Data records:
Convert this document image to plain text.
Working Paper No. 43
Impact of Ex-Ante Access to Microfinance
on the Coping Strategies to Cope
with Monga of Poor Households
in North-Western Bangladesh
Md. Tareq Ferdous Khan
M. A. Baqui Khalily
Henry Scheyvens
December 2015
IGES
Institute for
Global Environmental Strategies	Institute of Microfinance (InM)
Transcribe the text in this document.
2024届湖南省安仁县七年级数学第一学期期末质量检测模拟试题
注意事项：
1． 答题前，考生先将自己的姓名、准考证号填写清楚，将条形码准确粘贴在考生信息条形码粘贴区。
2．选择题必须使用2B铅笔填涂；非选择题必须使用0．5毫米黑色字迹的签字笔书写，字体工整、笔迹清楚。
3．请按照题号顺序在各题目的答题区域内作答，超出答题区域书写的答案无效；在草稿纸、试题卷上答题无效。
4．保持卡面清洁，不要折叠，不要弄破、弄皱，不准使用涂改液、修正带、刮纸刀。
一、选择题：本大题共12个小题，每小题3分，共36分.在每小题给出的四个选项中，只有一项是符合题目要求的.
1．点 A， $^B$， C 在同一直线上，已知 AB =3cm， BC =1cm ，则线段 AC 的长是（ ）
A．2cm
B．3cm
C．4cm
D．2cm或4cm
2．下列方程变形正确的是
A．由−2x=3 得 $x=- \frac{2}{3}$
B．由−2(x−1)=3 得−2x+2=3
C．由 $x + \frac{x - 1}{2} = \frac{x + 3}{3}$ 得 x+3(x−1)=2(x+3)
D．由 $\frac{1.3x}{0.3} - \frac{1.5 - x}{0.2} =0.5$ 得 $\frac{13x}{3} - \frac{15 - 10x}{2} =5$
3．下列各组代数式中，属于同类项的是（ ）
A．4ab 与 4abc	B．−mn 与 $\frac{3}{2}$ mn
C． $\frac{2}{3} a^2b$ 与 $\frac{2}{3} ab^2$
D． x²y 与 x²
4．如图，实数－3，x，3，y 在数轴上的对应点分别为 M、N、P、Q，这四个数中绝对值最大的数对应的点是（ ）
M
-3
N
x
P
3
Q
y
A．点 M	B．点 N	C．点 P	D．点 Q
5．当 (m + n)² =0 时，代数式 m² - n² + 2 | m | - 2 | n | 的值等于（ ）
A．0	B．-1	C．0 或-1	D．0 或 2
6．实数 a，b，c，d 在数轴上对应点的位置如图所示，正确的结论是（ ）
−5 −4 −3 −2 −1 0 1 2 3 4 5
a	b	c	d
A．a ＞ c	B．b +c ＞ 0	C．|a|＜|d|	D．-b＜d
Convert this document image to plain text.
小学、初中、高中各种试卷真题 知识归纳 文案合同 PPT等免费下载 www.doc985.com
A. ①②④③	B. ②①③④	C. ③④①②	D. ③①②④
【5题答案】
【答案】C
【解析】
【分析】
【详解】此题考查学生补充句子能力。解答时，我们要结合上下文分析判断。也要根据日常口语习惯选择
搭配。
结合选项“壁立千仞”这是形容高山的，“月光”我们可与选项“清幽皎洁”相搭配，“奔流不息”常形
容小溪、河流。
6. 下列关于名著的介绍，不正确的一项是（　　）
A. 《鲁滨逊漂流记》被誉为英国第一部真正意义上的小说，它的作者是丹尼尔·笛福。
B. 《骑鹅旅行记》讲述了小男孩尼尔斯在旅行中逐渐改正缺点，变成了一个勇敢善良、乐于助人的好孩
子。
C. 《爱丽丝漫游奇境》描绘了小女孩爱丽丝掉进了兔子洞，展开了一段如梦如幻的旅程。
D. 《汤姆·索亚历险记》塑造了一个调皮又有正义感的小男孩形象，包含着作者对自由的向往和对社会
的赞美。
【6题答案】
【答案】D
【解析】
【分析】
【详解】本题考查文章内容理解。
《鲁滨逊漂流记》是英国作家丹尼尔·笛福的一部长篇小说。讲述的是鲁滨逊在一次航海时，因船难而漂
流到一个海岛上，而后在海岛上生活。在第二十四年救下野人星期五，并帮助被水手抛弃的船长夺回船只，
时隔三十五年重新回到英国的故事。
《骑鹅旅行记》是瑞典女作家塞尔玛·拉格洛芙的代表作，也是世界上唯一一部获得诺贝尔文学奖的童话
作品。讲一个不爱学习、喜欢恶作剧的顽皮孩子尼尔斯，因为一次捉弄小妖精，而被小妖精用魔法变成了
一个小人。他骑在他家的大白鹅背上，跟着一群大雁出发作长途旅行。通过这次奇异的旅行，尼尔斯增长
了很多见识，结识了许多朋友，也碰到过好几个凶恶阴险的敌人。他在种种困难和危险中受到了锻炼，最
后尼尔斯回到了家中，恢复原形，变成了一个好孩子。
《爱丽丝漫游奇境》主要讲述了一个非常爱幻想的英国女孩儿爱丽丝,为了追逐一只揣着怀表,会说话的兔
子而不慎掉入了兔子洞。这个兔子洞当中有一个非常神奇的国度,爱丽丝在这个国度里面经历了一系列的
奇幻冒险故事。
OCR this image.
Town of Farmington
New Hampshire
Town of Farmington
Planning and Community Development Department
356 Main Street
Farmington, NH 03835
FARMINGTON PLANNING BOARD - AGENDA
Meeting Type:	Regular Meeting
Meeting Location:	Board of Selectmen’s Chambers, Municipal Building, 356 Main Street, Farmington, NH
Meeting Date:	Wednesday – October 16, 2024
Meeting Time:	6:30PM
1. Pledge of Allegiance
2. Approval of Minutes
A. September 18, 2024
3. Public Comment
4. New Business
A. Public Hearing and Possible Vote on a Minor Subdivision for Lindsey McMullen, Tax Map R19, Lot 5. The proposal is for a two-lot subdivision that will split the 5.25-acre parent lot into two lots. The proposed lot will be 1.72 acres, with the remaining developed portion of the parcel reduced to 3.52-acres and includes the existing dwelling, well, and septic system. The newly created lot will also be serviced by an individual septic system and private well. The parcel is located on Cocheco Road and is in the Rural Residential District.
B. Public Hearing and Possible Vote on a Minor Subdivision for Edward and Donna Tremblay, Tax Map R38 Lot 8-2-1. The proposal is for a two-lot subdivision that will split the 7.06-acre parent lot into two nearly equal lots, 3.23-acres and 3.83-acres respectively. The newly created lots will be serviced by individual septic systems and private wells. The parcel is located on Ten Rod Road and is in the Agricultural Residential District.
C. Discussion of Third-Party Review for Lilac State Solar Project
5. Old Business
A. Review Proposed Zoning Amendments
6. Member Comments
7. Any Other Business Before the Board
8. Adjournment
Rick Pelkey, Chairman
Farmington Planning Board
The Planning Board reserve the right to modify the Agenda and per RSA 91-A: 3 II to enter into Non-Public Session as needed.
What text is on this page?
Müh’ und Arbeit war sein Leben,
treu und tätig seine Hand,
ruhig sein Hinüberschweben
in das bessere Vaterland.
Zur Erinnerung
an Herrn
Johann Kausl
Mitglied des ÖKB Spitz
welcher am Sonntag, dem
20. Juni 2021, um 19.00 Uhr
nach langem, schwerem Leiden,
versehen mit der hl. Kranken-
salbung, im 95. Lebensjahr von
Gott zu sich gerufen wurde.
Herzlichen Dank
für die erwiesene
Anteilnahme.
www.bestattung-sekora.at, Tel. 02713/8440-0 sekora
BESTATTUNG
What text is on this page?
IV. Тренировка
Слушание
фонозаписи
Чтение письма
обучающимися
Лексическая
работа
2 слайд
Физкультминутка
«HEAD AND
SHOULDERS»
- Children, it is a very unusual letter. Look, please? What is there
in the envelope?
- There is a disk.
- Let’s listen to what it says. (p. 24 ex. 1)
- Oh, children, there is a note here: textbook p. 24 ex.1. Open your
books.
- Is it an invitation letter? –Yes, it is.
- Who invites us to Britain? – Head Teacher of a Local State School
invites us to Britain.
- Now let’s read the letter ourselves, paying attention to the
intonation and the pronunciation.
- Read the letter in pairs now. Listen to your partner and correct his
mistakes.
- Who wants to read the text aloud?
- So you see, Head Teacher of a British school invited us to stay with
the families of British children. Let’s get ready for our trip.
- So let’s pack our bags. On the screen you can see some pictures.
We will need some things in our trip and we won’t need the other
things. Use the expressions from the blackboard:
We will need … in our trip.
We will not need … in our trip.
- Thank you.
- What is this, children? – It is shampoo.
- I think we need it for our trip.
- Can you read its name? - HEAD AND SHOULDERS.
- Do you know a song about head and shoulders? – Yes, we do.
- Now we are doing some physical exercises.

GIVEN INSTRUCTION → Determine the number of lines containing "Microfinance". Write only that number.

EXERCISE ANSWER → 2